**Recorded data:**
....................
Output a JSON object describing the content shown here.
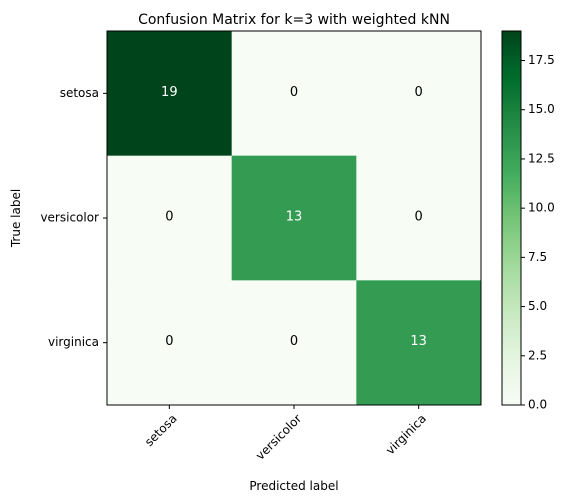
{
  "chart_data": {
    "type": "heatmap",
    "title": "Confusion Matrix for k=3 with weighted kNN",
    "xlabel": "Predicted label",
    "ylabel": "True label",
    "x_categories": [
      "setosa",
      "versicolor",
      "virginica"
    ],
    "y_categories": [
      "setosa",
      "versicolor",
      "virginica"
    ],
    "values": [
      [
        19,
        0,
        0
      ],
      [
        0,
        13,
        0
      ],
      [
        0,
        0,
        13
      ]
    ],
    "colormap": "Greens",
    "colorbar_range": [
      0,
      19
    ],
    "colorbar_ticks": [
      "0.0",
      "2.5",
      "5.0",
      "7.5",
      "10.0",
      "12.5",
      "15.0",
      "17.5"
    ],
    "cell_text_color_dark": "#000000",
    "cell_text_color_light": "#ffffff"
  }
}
....................
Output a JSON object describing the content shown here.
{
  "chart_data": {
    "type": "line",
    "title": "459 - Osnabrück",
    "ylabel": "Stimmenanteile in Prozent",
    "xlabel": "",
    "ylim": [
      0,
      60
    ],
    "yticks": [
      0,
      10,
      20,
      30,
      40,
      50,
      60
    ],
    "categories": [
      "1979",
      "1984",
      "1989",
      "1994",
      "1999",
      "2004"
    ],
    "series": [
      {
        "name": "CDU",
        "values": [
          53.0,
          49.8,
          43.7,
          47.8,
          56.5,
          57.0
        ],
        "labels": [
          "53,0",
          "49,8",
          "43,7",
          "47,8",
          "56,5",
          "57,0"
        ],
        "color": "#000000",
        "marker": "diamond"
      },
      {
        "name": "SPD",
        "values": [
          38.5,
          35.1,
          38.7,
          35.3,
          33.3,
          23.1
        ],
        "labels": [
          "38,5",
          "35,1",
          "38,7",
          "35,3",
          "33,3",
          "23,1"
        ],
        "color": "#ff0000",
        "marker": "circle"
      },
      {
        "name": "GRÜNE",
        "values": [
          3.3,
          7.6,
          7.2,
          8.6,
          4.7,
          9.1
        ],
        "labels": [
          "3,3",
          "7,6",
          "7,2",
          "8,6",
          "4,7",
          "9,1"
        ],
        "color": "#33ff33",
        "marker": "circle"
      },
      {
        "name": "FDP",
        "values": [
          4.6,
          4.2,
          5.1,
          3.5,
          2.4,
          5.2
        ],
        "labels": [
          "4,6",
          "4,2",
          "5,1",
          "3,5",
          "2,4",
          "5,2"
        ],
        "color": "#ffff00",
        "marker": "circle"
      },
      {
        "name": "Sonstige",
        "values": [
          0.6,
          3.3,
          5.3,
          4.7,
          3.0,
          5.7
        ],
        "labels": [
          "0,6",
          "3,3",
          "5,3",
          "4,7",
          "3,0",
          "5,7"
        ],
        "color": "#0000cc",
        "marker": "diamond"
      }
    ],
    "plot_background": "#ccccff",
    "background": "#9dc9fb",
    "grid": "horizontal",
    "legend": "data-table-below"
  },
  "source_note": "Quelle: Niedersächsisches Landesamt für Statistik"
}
....................
**Problem requirements:** Extract all lines containing the word "name".

**The completed task:**
        "name": "CDU",
        "name": "SPD",
        "name": "GRÜNE",
        "name": "FDP",
        "name": "Sonstige",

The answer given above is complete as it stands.